## Start

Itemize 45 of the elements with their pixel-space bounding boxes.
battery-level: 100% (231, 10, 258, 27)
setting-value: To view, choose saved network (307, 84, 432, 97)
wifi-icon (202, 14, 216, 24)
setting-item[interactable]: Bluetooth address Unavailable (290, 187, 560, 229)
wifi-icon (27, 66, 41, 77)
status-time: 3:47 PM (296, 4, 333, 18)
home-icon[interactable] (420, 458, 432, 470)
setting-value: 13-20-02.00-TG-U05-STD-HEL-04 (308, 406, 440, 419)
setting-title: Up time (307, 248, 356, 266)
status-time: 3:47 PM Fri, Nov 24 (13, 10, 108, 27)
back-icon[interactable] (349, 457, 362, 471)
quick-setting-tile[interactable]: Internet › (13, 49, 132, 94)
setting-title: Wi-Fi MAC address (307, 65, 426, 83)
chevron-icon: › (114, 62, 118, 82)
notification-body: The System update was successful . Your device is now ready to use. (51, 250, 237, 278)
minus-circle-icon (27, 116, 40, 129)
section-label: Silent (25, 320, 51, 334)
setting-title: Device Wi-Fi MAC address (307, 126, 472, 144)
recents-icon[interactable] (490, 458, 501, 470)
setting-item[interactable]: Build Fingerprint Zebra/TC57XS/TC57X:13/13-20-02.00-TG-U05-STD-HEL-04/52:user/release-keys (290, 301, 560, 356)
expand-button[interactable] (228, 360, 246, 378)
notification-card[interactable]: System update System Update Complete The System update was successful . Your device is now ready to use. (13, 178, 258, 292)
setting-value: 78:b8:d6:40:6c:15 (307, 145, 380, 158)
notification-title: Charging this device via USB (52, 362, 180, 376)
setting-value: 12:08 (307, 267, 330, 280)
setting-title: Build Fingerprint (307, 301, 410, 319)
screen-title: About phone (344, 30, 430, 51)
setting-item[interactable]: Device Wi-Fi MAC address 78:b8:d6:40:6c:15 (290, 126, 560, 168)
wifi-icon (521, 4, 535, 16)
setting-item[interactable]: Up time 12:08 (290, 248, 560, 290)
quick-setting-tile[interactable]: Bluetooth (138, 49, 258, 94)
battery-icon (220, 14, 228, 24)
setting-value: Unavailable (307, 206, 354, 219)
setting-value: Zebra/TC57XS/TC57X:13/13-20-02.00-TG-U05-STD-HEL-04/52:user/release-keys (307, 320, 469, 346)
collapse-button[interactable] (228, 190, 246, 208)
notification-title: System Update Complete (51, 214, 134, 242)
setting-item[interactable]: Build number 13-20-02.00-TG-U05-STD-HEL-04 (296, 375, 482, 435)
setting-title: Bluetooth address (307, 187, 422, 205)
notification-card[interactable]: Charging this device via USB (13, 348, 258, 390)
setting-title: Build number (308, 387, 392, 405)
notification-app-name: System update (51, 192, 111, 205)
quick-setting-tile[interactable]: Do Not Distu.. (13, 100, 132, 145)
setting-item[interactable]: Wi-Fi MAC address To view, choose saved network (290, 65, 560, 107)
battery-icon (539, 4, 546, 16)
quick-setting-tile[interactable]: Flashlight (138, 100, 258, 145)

## End

## OBJECTIVE
Reproduce every item above verbatim, line by line, without changing any character.

## THE SOLUTION
Itemize 45 of the elements with their pixel-space bounding boxes.
battery-level: 100% (231, 10, 258, 27)
setting-value: To view, choose saved network (307, 84, 432, 97)
wifi-icon (202, 14, 216, 24)
setting-item[interactable]: Bluetooth address Unavailable (290, 187, 560, 229)
wifi-icon (27, 66, 41, 77)
status-time: 3:47 PM (296, 4, 333, 18)
home-icon[interactable] (420, 458, 432, 470)
setting-value: 13-20-02.00-TG-U05-STD-HEL-04 (308, 406, 440, 419)
setting-title: Up time (307, 248, 356, 266)
status-time: 3:47 PM Fri, Nov 24 (13, 10, 108, 27)
back-icon[interactable] (349, 457, 362, 471)
quick-setting-tile[interactable]: Internet › (13, 49, 132, 94)
setting-title: Wi-Fi MAC address (307, 65, 426, 83)
chevron-icon: › (114, 62, 118, 82)
notification-body: The System update was successful . Your device is now ready to use. (51, 250, 237, 278)
minus-circle-icon (27, 116, 40, 129)
section-label: Silent (25, 320, 51, 334)
setting-title: Device Wi-Fi MAC address (307, 126, 472, 144)
recents-icon[interactable] (490, 458, 501, 470)
setting-item[interactable]: Build Fingerprint Zebra/TC57XS/TC57X:13/13-20-02.00-TG-U05-STD-HEL-04/52:user/release-keys (290, 301, 560, 356)
expand-button[interactable] (228, 360, 246, 378)
notification-card[interactable]: System update System Update Complete The System update was successful . Your device is now ready to use. (13, 178, 258, 292)
setting-value: 78:b8:d6:40:6c:15 (307, 145, 380, 158)
notification-title: Charging this device via USB (52, 362, 180, 376)
setting-value: 12:08 (307, 267, 330, 280)
setting-title: Build Fingerprint (307, 301, 410, 319)
screen-title: About phone (344, 30, 430, 51)
setting-item[interactable]: Device Wi-Fi MAC address 78:b8:d6:40:6c:15 (290, 126, 560, 168)
wifi-icon (521, 4, 535, 16)
setting-item[interactable]: Up time 12:08 (290, 248, 560, 290)
quick-setting-tile[interactable]: Bluetooth (138, 49, 258, 94)
battery-icon (220, 14, 228, 24)
setting-value: Unavailable (307, 206, 354, 219)
setting-value: Zebra/TC57XS/TC57X:13/13-20-02.00-TG-U05-STD-HEL-04/52:user/release-keys (307, 320, 469, 346)
collapse-button[interactable] (228, 190, 246, 208)
notification-title: System Update Complete (51, 214, 134, 242)
setting-item[interactable]: Build number 13-20-02.00-TG-U05-STD-HEL-04 (296, 375, 482, 435)
setting-title: Bluetooth address (307, 187, 422, 205)
notification-card[interactable]: Charging this device via USB (13, 348, 258, 390)
setting-title: Build number (308, 387, 392, 405)
notification-app-name: System update (51, 192, 111, 205)
quick-setting-tile[interactable]: Do Not Distu.. (13, 100, 132, 145)
setting-item[interactable]: Wi-Fi MAC address To view, choose saved network (290, 65, 560, 107)
battery-icon (539, 4, 546, 16)
quick-setting-tile[interactable]: Flashlight (138, 100, 258, 145)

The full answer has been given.